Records
┄┄┄┄┄┄┄┄┄┄┄┄┄┄┄┄┄┄┄┄

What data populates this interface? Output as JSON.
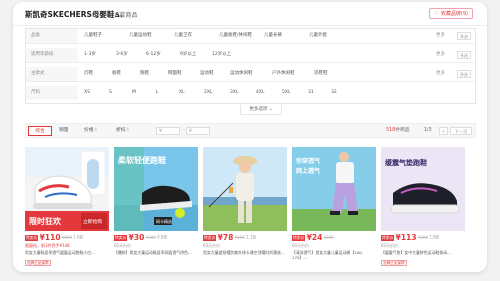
{
  "header": {
    "store_name": "斯凯奇SKECHERS母婴鞋...",
    "count_value": "5",
    "count_label": "款商品",
    "favorite_label": "收藏品牌(9)"
  },
  "filters": {
    "rows": [
      {
        "label": "品类",
        "options": [
          "儿童鞋子",
          "儿童运动鞋",
          "儿童卫衣",
          "儿童板鞋/休闲鞋",
          "儿童长裤",
          "儿童外套"
        ]
      },
      {
        "label": "适用年龄段",
        "options": [
          "1-3岁",
          "3-6岁",
          "6-12岁",
          "9岁以上",
          "12岁以上"
        ]
      },
      {
        "label": "主款式",
        "options": [
          "灯鞋",
          "板鞋",
          "跑鞋",
          "网面鞋",
          "运动鞋",
          "运动休闲鞋",
          "户外休闲鞋",
          "凉鞋鞋"
        ]
      },
      {
        "label": "尺码",
        "options": [
          "XS",
          "S",
          "M",
          "L",
          "XL",
          "2XL",
          "3XL",
          "4XL",
          "5XL",
          "31",
          "32"
        ]
      }
    ],
    "more_label": "更多",
    "multi_label": "多选"
  },
  "more_selection_label": "更多选项",
  "sortbar": {
    "items": [
      "综合",
      "销量",
      "价格",
      "折扣"
    ],
    "price_from": "¥",
    "price_to": "¥",
    "total_value": "518",
    "total_label": "件商品",
    "page": "1/3",
    "prev_label": "<",
    "next_label": "下一页"
  },
  "products": [
    {
      "tag": "特卖价",
      "price": "¥110",
      "old": "¥699",
      "disc": "1.6折",
      "sub": "限量抢，前3件到手¥148",
      "name": "男女大童鞋夏季透气缓震运动跑鞋小白...",
      "badge": "品牌正品保障",
      "img_text": "限时狂欢",
      "img_text2": "立即抢购"
    },
    {
      "tag": "特卖价",
      "price": "¥30",
      "old": "¥399",
      "disc": "0.8折",
      "sub": "60天价价",
      "name": "【爆款】男女大童运动鞋夏季网面透气拼色...",
      "badge": "",
      "img_text": "柔软轻便跑鞋",
      "img_text2": "网卡精选"
    },
    {
      "tag": "特卖价",
      "price": "¥78",
      "old": "¥399",
      "disc": "1.1折",
      "sub": "60天价价",
      "name": "男女大童遮阳帽防紫外线卡通空顶帽时尚潮流...",
      "badge": "",
      "img_text": "",
      "img_text2": ""
    },
    {
      "tag": "特卖价",
      "price": "¥24",
      "old": "¥299",
      "disc": "",
      "sub": "60天价价",
      "name": "【清凉透气】男女大童儿童运动裤【100-170】...",
      "badge": "",
      "img_text": "你穿透气",
      "img_text2": "网上透气"
    },
    {
      "tag": "特卖价",
      "price": "¥113",
      "old": "¥399",
      "disc": "1.8折",
      "sub": "60天价价",
      "name": "【缓震气垫】女中大童拼色运动鞋休闲...",
      "badge": "品牌正品保障",
      "img_text": "缓震气垫跑鞋",
      "img_text2": ""
    }
  ]
}
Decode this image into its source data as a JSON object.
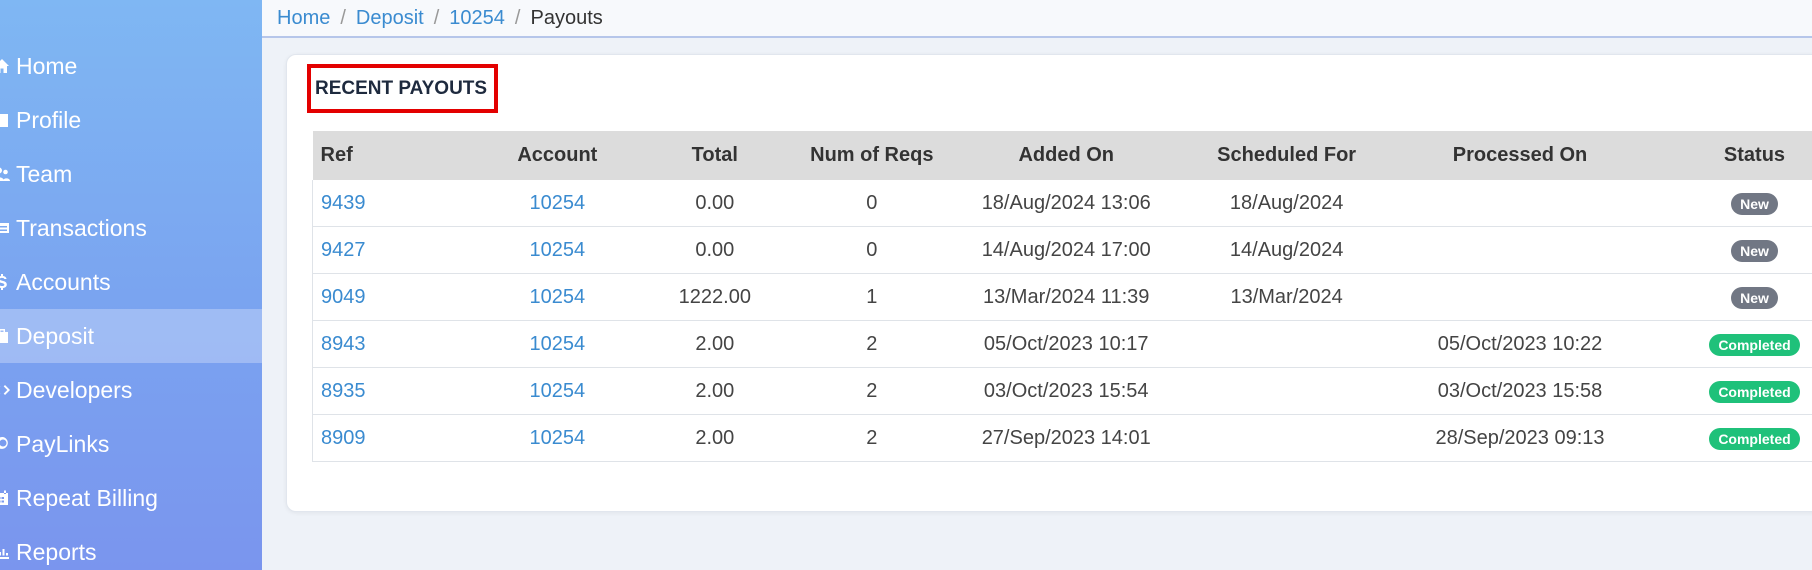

┄┄┄┄┄┄┄┄┄┄┄┄┄┄┄┄┄┄┄┄

*What this task involves:*
Copy each line holding the word "disc" from the listing above.

*Result:*
      "disc": "1.6折",
      "disc": "0.8折",
      "disc": "1.1折",
      "disc": "",
      "disc": "1.8折",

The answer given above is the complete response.